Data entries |
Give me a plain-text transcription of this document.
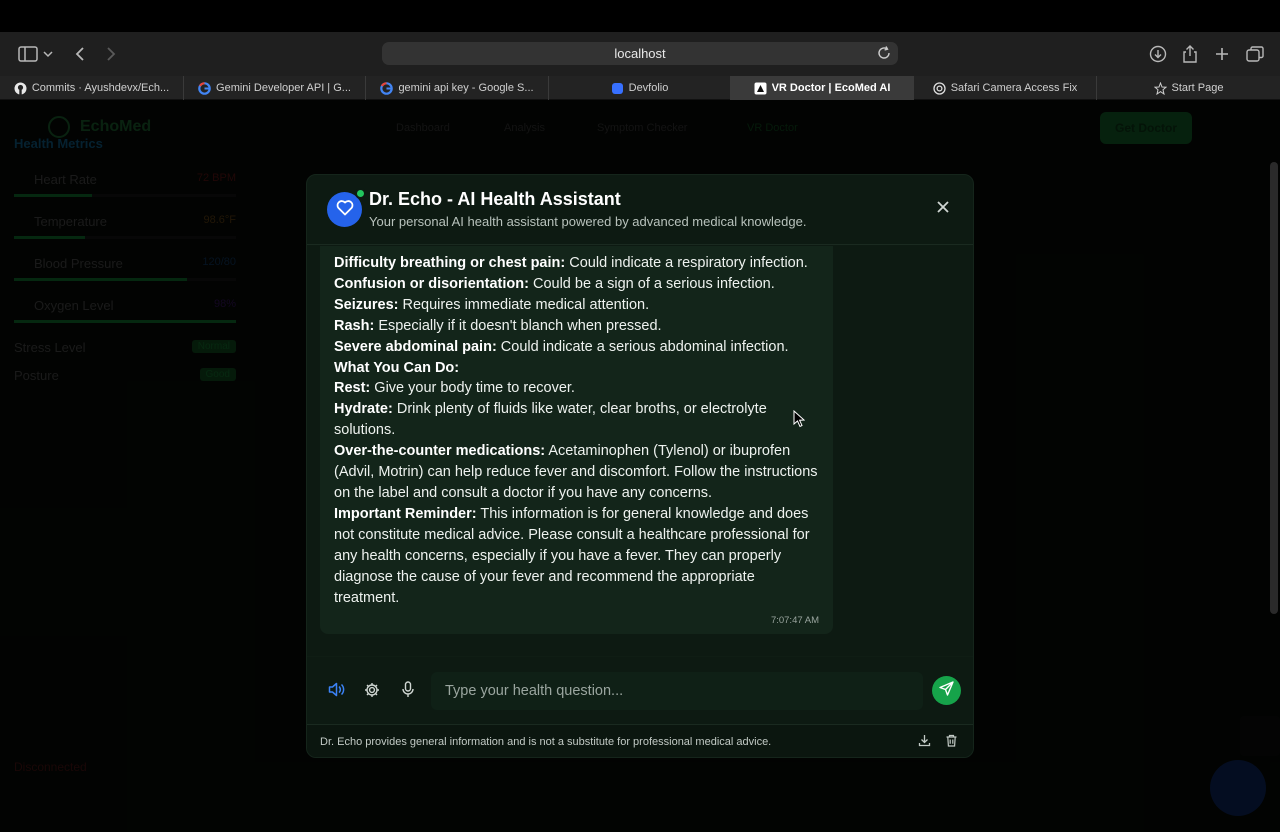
localhost
Commits · Ayushdevx/Ech...	Gemini Developer API | G...	gemini api key - Google S...	Devfolio	VR Doctor | EcoMed AI	Safari Camera Access Fix	Start Page
Dr. Echo - AI Health Assistant
Your personal AI health assistant powered by advanced medical knowledge.

Difficulty breathing or chest pain: Could indicate a respiratory infection.

Confusion or disorientation: Could be a sign of a serious infection.

Seizures: Requires immediate medical attention.

Rash: Especially if it doesn't blanch when pressed.

Severe abdominal pain: Could indicate a serious abdominal infection.

What You Can Do:

Rest: Give your body time to recover.

Hydrate: Drink plenty of fluids like water, clear broths, or electrolyte solutions.

Over-the-counter medications: Acetaminophen (Tylenol) or ibuprofen (Advil, Motrin) can help reduce fever and discomfort. Follow the instructions on the label and consult a doctor if you have any concerns.

Important Reminder: This information is for general knowledge and does not constitute medical advice. Please consult a healthcare professional for any health concerns, especially if you have a fever. They can properly diagnose the cause of your fever and recommend the appropriate treatment.

7:07:47 AM
Type your health question...
Dr. Echo provides general information and is not a substitute for professional medical advice.
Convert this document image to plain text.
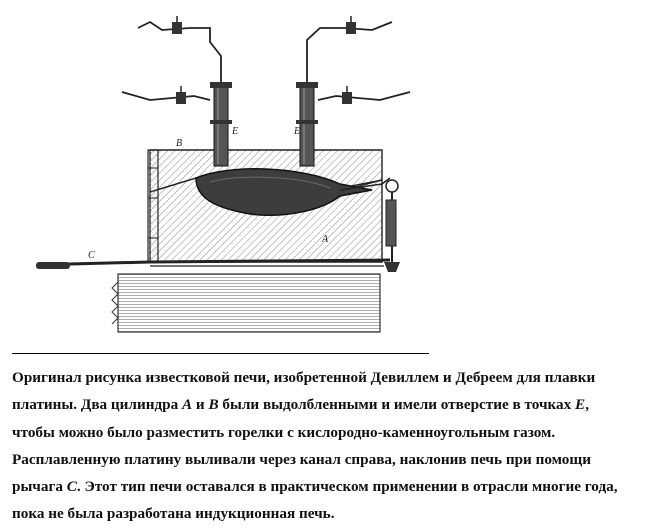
B
A
E	E
C
Оригинал рисунка известковой печи, изобретенной Девиллем и Дебреем для плавки
платины. Два цилиндра А и В были выдолбленными и имели отверстие в точках Е,
чтобы можно было разместить горелки с кислородно-каменноугольным газом.
Расплавленную платину выливали через канал справа, наклонив печь при помощи
рычага С. Этот тип печи оставался в практическом применении в отрасли многие года,
пока не была разработана индукционная печь.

Goal of the exercise | Take every line from the records above that has the word "indicate" and copy it.

Solution to this task |
Difficulty breathing or chest pain: Could indicate a respiratory infection.
Severe abdominal pain: Could indicate a serious abdominal infection.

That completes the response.